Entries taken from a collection

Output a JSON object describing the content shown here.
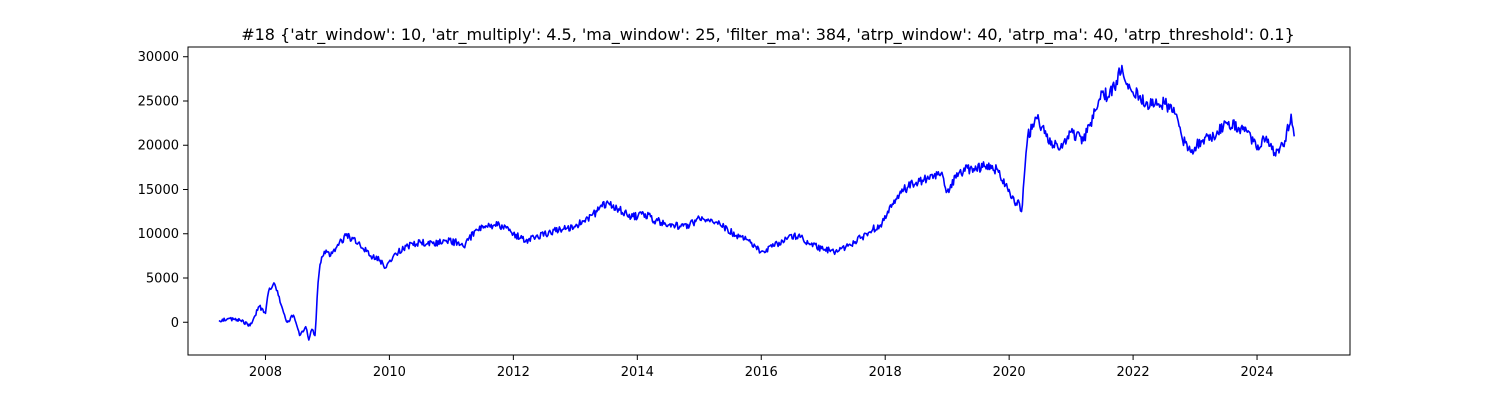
{
  "chart_data": {
    "type": "line",
    "title": "#18 {'atr_window': 10, 'atr_multiply': 4.5, 'ma_window': 25, 'filter_ma': 384, 'atrp_window': 40, 'atrp_ma': 40, 'atrp_threshold': 0.1}",
    "xlabel": "",
    "ylabel": "",
    "x_type": "year",
    "xlim": [
      2006.75,
      2025.5
    ],
    "ylim": [
      -3700,
      31100
    ],
    "x_ticks": [
      "2008",
      "2010",
      "2012",
      "2014",
      "2016",
      "2018",
      "2020",
      "2022",
      "2024"
    ],
    "y_ticks": [
      "0",
      "5000",
      "10000",
      "15000",
      "20000",
      "25000",
      "30000"
    ],
    "grid": false,
    "legend": "none",
    "series": [
      {
        "color": "#0000ff",
        "x": [
          2007.25,
          2007.4,
          2007.6,
          2007.75,
          2007.9,
          2008.0,
          2008.05,
          2008.15,
          2008.25,
          2008.35,
          2008.45,
          2008.55,
          2008.65,
          2008.7,
          2008.75,
          2008.8,
          2008.85,
          2008.88,
          2008.95,
          2009.05,
          2009.15,
          2009.3,
          2009.5,
          2009.7,
          2009.85,
          2009.95,
          2010.1,
          2010.3,
          2010.5,
          2010.7,
          2010.9,
          2011.1,
          2011.2,
          2011.4,
          2011.7,
          2011.9,
          2012.0,
          2012.2,
          2012.4,
          2012.6,
          2012.8,
          2013.0,
          2013.2,
          2013.35,
          2013.5,
          2013.7,
          2013.9,
          2014.1,
          2014.3,
          2014.5,
          2014.7,
          2014.9,
          2015.0,
          2015.2,
          2015.4,
          2015.6,
          2015.8,
          2016.0,
          2016.2,
          2016.4,
          2016.6,
          2016.8,
          2017.0,
          2017.2,
          2017.4,
          2017.6,
          2017.8,
          2017.95,
          2018.1,
          2018.3,
          2018.5,
          2018.7,
          2018.9,
          2019.0,
          2019.2,
          2019.4,
          2019.6,
          2019.8,
          2020.0,
          2020.1,
          2020.15,
          2020.2,
          2020.3,
          2020.45,
          2020.6,
          2020.8,
          2021.0,
          2021.2,
          2021.4,
          2021.5,
          2021.6,
          2021.7,
          2021.82,
          2021.95,
          2022.1,
          2022.3,
          2022.5,
          2022.7,
          2022.8,
          2022.95,
          2023.1,
          2023.3,
          2023.5,
          2023.7,
          2023.9,
          2024.0,
          2024.15,
          2024.3,
          2024.45,
          2024.55,
          2024.6
        ],
        "y": [
          200,
          400,
          200,
          -400,
          1800,
          1000,
          3500,
          4300,
          2000,
          0,
          800,
          -1500,
          -500,
          -2000,
          -800,
          -1500,
          4500,
          6500,
          8000,
          7500,
          8500,
          9800,
          9000,
          7500,
          7000,
          6200,
          7800,
          8600,
          9000,
          8900,
          9200,
          9000,
          8500,
          10500,
          11000,
          10800,
          10000,
          9200,
          9600,
          10200,
          10500,
          10800,
          11800,
          12500,
          13500,
          12800,
          11800,
          12300,
          11500,
          11000,
          10800,
          11200,
          11800,
          11600,
          10800,
          9800,
          9200,
          8000,
          8600,
          9500,
          9800,
          8800,
          8200,
          8000,
          8600,
          9500,
          10500,
          11200,
          13000,
          15000,
          15800,
          16200,
          16800,
          14800,
          17000,
          17400,
          17600,
          17300,
          15000,
          13200,
          13800,
          12500,
          21000,
          23000,
          21000,
          19500,
          21500,
          20500,
          24000,
          26000,
          25500,
          26500,
          29000,
          26500,
          25500,
          24500,
          24800,
          23500,
          20500,
          19500,
          20500,
          21000,
          22500,
          22000,
          21000,
          19500,
          21000,
          18800,
          20500,
          23500,
          21000
        ]
      }
    ]
  }
}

§ **Job**:
Give every record again exactly, apart from the pictures, which stay out.

§ **Answer**:
Output a JSON object describing the content shown here.
{
  "chart_data": {
    "type": "line",
    "title": "#18 {'atr_window': 10, 'atr_multiply': 4.5, 'ma_window': 25, 'filter_ma': 384, 'atrp_window': 40, 'atrp_ma': 40, 'atrp_threshold': 0.1}",
    "xlabel": "",
    "ylabel": "",
    "x_type": "year",
    "xlim": [
      2006.75,
      2025.5
    ],
    "ylim": [
      -3700,
      31100
    ],
    "x_ticks": [
      "2008",
      "2010",
      "2012",
      "2014",
      "2016",
      "2018",
      "2020",
      "2022",
      "2024"
    ],
    "y_ticks": [
      "0",
      "5000",
      "10000",
      "15000",
      "20000",
      "25000",
      "30000"
    ],
    "grid": false,
    "legend": "none",
    "series": [
      {
        "color": "#0000ff",
        "x": [
          2007.25,
          2007.4,
          2007.6,
          2007.75,
          2007.9,
          2008.0,
          2008.05,
          2008.15,
          2008.25,
          2008.35,
          2008.45,
          2008.55,
          2008.65,
          2008.7,
          2008.75,
          2008.8,
          2008.85,
          2008.88,
          2008.95,
          2009.05,
          2009.15,
          2009.3,
          2009.5,
          2009.7,
          2009.85,
          2009.95,
          2010.1,
          2010.3,
          2010.5,
          2010.7,
          2010.9,
          2011.1,
          2011.2,
          2011.4,
          2011.7,
          2011.9,
          2012.0,
          2012.2,
          2012.4,
          2012.6,
          2012.8,
          2013.0,
          2013.2,
          2013.35,
          2013.5,
          2013.7,
          2013.9,
          2014.1,
          2014.3,
          2014.5,
          2014.7,
          2014.9,
          2015.0,
          2015.2,
          2015.4,
          2015.6,
          2015.8,
          2016.0,
          2016.2,
          2016.4,
          2016.6,
          2016.8,
          2017.0,
          2017.2,
          2017.4,
          2017.6,
          2017.8,
          2017.95,
          2018.1,
          2018.3,
          2018.5,
          2018.7,
          2018.9,
          2019.0,
          2019.2,
          2019.4,
          2019.6,
          2019.8,
          2020.0,
          2020.1,
          2020.15,
          2020.2,
          2020.3,
          2020.45,
          2020.6,
          2020.8,
          2021.0,
          2021.2,
          2021.4,
          2021.5,
          2021.6,
          2021.7,
          2021.82,
          2021.95,
          2022.1,
          2022.3,
          2022.5,
          2022.7,
          2022.8,
          2022.95,
          2023.1,
          2023.3,
          2023.5,
          2023.7,
          2023.9,
          2024.0,
          2024.15,
          2024.3,
          2024.45,
          2024.55,
          2024.6
        ],
        "y": [
          200,
          400,
          200,
          -400,
          1800,
          1000,
          3500,
          4300,
          2000,
          0,
          800,
          -1500,
          -500,
          -2000,
          -800,
          -1500,
          4500,
          6500,
          8000,
          7500,
          8500,
          9800,
          9000,
          7500,
          7000,
          6200,
          7800,
          8600,
          9000,
          8900,
          9200,
          9000,
          8500,
          10500,
          11000,
          10800,
          10000,
          9200,
          9600,
          10200,
          10500,
          10800,
          11800,
          12500,
          13500,
          12800,
          11800,
          12300,
          11500,
          11000,
          10800,
          11200,
          11800,
          11600,
          10800,
          9800,
          9200,
          8000,
          8600,
          9500,
          9800,
          8800,
          8200,
          8000,
          8600,
          9500,
          10500,
          11200,
          13000,
          15000,
          15800,
          16200,
          16800,
          14800,
          17000,
          17400,
          17600,
          17300,
          15000,
          13200,
          13800,
          12500,
          21000,
          23000,
          21000,
          19500,
          21500,
          20500,
          24000,
          26000,
          25500,
          26500,
          29000,
          26500,
          25500,
          24500,
          24800,
          23500,
          20500,
          19500,
          20500,
          21000,
          22500,
          22000,
          21000,
          19500,
          21000,
          18800,
          20500,
          23500,
          21000
        ]
      }
    ]
  }
}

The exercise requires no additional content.